» **DATA TO PROCESS**
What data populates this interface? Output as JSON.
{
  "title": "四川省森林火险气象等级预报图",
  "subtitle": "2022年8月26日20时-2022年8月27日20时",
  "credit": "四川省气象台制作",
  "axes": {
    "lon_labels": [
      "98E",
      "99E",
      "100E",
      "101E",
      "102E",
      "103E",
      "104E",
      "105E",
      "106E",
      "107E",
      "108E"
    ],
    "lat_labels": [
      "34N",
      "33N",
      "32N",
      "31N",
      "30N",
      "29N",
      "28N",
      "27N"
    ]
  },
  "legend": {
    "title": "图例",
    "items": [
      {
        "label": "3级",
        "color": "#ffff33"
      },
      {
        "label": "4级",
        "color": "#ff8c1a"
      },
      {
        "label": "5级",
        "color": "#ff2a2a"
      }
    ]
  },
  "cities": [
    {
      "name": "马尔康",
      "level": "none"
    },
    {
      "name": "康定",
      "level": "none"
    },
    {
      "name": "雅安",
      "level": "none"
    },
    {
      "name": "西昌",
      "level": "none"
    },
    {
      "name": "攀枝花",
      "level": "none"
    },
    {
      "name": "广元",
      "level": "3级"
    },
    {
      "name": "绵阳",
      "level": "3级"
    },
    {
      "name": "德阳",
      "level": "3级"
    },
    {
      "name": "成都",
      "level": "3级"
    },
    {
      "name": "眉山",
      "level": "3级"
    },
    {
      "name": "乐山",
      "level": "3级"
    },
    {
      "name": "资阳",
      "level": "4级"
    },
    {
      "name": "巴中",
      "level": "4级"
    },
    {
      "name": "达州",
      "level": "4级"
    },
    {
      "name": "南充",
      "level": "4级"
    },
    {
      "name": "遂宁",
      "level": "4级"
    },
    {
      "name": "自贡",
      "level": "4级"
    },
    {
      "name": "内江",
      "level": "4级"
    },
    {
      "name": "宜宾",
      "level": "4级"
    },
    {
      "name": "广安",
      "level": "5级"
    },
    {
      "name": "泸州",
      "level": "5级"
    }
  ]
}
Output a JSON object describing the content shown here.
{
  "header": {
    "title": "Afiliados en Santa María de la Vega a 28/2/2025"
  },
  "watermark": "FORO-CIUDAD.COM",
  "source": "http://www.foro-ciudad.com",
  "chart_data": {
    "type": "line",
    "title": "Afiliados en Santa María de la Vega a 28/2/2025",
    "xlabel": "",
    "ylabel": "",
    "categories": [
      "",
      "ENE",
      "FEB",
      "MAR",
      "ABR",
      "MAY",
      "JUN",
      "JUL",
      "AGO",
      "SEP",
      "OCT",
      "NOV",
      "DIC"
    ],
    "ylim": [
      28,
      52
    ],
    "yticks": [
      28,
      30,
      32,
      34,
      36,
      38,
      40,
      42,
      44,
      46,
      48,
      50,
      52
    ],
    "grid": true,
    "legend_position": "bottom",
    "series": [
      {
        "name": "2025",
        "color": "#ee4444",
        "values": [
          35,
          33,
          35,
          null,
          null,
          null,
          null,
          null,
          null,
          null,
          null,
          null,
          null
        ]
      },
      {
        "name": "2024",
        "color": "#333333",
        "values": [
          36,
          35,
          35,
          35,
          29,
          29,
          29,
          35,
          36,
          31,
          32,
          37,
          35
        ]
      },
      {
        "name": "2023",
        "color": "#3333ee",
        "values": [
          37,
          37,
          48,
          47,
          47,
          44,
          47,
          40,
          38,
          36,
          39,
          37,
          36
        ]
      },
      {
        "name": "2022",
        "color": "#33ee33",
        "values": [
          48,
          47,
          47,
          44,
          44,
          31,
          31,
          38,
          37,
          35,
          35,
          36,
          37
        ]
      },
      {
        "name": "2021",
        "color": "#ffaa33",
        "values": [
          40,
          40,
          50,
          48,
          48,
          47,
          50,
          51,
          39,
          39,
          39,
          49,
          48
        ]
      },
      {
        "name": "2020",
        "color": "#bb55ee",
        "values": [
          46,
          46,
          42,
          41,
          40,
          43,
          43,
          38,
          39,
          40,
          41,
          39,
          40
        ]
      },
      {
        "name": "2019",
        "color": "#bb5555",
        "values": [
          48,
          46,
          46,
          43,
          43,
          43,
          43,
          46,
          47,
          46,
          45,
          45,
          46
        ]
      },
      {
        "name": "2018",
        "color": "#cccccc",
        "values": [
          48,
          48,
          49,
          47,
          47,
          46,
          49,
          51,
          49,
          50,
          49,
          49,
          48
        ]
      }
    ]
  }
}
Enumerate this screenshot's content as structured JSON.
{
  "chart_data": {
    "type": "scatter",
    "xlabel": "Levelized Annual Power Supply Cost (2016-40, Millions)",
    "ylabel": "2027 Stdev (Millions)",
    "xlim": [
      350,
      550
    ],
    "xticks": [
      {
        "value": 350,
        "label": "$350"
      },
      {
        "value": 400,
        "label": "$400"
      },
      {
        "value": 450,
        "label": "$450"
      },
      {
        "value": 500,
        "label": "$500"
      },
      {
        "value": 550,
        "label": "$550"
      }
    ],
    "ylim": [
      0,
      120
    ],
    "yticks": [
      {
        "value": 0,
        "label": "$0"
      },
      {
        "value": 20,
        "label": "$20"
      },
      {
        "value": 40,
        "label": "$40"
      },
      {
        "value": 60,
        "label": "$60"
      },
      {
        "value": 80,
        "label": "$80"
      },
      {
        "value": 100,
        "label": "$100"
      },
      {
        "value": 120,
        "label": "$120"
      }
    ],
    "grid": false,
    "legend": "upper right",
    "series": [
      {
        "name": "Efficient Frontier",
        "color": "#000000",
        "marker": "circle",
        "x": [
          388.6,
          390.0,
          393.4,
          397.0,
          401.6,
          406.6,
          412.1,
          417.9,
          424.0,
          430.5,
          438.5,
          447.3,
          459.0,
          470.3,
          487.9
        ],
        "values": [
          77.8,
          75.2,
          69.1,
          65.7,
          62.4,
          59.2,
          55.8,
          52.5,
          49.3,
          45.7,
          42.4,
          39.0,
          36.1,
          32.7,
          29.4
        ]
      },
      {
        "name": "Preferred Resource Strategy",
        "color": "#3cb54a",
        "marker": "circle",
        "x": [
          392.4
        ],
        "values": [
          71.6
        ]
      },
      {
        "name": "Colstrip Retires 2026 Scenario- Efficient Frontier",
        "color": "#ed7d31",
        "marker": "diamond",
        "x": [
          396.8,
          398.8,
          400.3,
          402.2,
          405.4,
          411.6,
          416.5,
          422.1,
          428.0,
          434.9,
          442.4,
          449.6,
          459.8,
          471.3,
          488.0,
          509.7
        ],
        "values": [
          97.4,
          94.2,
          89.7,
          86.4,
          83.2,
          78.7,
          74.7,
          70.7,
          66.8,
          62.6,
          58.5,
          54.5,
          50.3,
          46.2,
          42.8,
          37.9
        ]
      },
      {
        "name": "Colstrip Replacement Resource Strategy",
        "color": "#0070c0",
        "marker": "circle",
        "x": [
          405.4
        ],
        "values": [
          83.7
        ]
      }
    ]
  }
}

» **REQUIREMENT**
Return each line of the records above exactly as it reads.

» **RESULT BELOW**
What data populates this interface? Output as JSON.
{
  "title": "四川省森林火险气象等级预报图",
  "subtitle": "2022年8月26日20时-2022年8月27日20时",
  "credit": "四川省气象台制作",
  "axes": {
    "lon_labels": [
      "98E",
      "99E",
      "100E",
      "101E",
      "102E",
      "103E",
      "104E",
      "105E",
      "106E",
      "107E",
      "108E"
    ],
    "lat_labels": [
      "34N",
      "33N",
      "32N",
      "31N",
      "30N",
      "29N",
      "28N",
      "27N"
    ]
  },
  "legend": {
    "title": "图例",
    "items": [
      {
        "label": "3级",
        "color": "#ffff33"
      },
      {
        "label": "4级",
        "color": "#ff8c1a"
      },
      {
        "label": "5级",
        "color": "#ff2a2a"
      }
    ]
  },
  "cities": [
    {
      "name": "马尔康",
      "level": "none"
    },
    {
      "name": "康定",
      "level": "none"
    },
    {
      "name": "雅安",
      "level": "none"
    },
    {
      "name": "西昌",
      "level": "none"
    },
    {
      "name": "攀枝花",
      "level": "none"
    },
    {
      "name": "广元",
      "level": "3级"
    },
    {
      "name": "绵阳",
      "level": "3级"
    },
    {
      "name": "德阳",
      "level": "3级"
    },
    {
      "name": "成都",
      "level": "3级"
    },
    {
      "name": "眉山",
      "level": "3级"
    },
    {
      "name": "乐山",
      "level": "3级"
    },
    {
      "name": "资阳",
      "level": "4级"
    },
    {
      "name": "巴中",
      "level": "4级"
    },
    {
      "name": "达州",
      "level": "4级"
    },
    {
      "name": "南充",
      "level": "4级"
    },
    {
      "name": "遂宁",
      "level": "4级"
    },
    {
      "name": "自贡",
      "level": "4级"
    },
    {
      "name": "内江",
      "level": "4级"
    },
    {
      "name": "宜宾",
      "level": "4级"
    },
    {
      "name": "广安",
      "level": "5级"
    },
    {
      "name": "泸州",
      "level": "5级"
    }
  ]
}
Output a JSON object describing the content shown here.
{
  "header": {
    "title": "Afiliados en Santa María de la Vega a 28/2/2025"
  },
  "watermark": "FORO-CIUDAD.COM",
  "source": "http://www.foro-ciudad.com",
  "chart_data": {
    "type": "line",
    "title": "Afiliados en Santa María de la Vega a 28/2/2025",
    "xlabel": "",
    "ylabel": "",
    "categories": [
      "",
      "ENE",
      "FEB",
      "MAR",
      "ABR",
      "MAY",
      "JUN",
      "JUL",
      "AGO",
      "SEP",
      "OCT",
      "NOV",
      "DIC"
    ],
    "ylim": [
      28,
      52
    ],
    "yticks": [
      28,
      30,
      32,
      34,
      36,
      38,
      40,
      42,
      44,
      46,
      48,
      50,
      52
    ],
    "grid": true,
    "legend_position": "bottom",
    "series": [
      {
        "name": "2025",
        "color": "#ee4444",
        "values": [
          35,
          33,
          35,
          null,
          null,
          null,
          null,
          null,
          null,
          null,
          null,
          null,
          null
        ]
      },
      {
        "name": "2024",
        "color": "#333333",
        "values": [
          36,
          35,
          35,
          35,
          29,
          29,
          29,
          35,
          36,
          31,
          32,
          37,
          35
        ]
      },
      {
        "name": "2023",
        "color": "#3333ee",
        "values": [
          37,
          37,
          48,
          47,
          47,
          44,
          47,
          40,
          38,
          36,
          39,
          37,
          36
        ]
      },
      {
        "name": "2022",
        "color": "#33ee33",
        "values": [
          48,
          47,
          47,
          44,
          44,
          31,
          31,
          38,
          37,
          35,
          35,
          36,
          37
        ]
      },
      {
        "name": "2021",
        "color": "#ffaa33",
        "values": [
          40,
          40,
          50,
          48,
          48,
          47,
          50,
          51,
          39,
          39,
          39,
          49,
          48
        ]
      },
      {
        "name": "2020",
        "color": "#bb55ee",
        "values": [
          46,
          46,
          42,
          41,
          40,
          43,
          43,
          38,
          39,
          40,
          41,
          39,
          40
        ]
      },
      {
        "name": "2019",
        "color": "#bb5555",
        "values": [
          48,
          46,
          46,
          43,
          43,
          43,
          43,
          46,
          47,
          46,
          45,
          45,
          46
        ]
      },
      {
        "name": "2018",
        "color": "#cccccc",
        "values": [
          48,
          48,
          49,
          47,
          47,
          46,
          49,
          51,
          49,
          50,
          49,
          49,
          48
        ]
      }
    ]
  }
}
Enumerate this screenshot's content as structured JSON.
{
  "chart_data": {
    "type": "scatter",
    "xlabel": "Levelized Annual Power Supply Cost (2016-40, Millions)",
    "ylabel": "2027 Stdev (Millions)",
    "xlim": [
      350,
      550
    ],
    "xticks": [
      {
        "value": 350,
        "label": "$350"
      },
      {
        "value": 400,
        "label": "$400"
      },
      {
        "value": 450,
        "label": "$450"
      },
      {
        "value": 500,
        "label": "$500"
      },
      {
        "value": 550,
        "label": "$550"
      }
    ],
    "ylim": [
      0,
      120
    ],
    "yticks": [
      {
        "value": 0,
        "label": "$0"
      },
      {
        "value": 20,
        "label": "$20"
      },
      {
        "value": 40,
        "label": "$40"
      },
      {
        "value": 60,
        "label": "$60"
      },
      {
        "value": 80,
        "label": "$80"
      },
      {
        "value": 100,
        "label": "$100"
      },
      {
        "value": 120,
        "label": "$120"
      }
    ],
    "grid": false,
    "legend": "upper right",
    "series": [
      {
        "name": "Efficient Frontier",
        "color": "#000000",
        "marker": "circle",
        "x": [
          388.6,
          390.0,
          393.4,
          397.0,
          401.6,
          406.6,
          412.1,
          417.9,
          424.0,
          430.5,
          438.5,
          447.3,
          459.0,
          470.3,
          487.9
        ],
        "values": [
          77.8,
          75.2,
          69.1,
          65.7,
          62.4,
          59.2,
          55.8,
          52.5,
          49.3,
          45.7,
          42.4,
          39.0,
          36.1,
          32.7,
          29.4
        ]
      },
      {
        "name": "Preferred Resource Strategy",
        "color": "#3cb54a",
        "marker": "circle",
        "x": [
          392.4
        ],
        "values": [
          71.6
        ]
      },
      {
        "name": "Colstrip Retires 2026 Scenario- Efficient Frontier",
        "color": "#ed7d31",
        "marker": "diamond",
        "x": [
          396.8,
          398.8,
          400.3,
          402.2,
          405.4,
          411.6,
          416.5,
          422.1,
          428.0,
          434.9,
          442.4,
          449.6,
          459.8,
          471.3,
          488.0,
          509.7
        ],
        "values": [
          97.4,
          94.2,
          89.7,
          86.4,
          83.2,
          78.7,
          74.7,
          70.7,
          66.8,
          62.6,
          58.5,
          54.5,
          50.3,
          46.2,
          42.8,
          37.9
        ]
      },
      {
        "name": "Colstrip Replacement Resource Strategy",
        "color": "#0070c0",
        "marker": "circle",
        "x": [
          405.4
        ],
        "values": [
          83.7
        ]
      }
    ]
  }
}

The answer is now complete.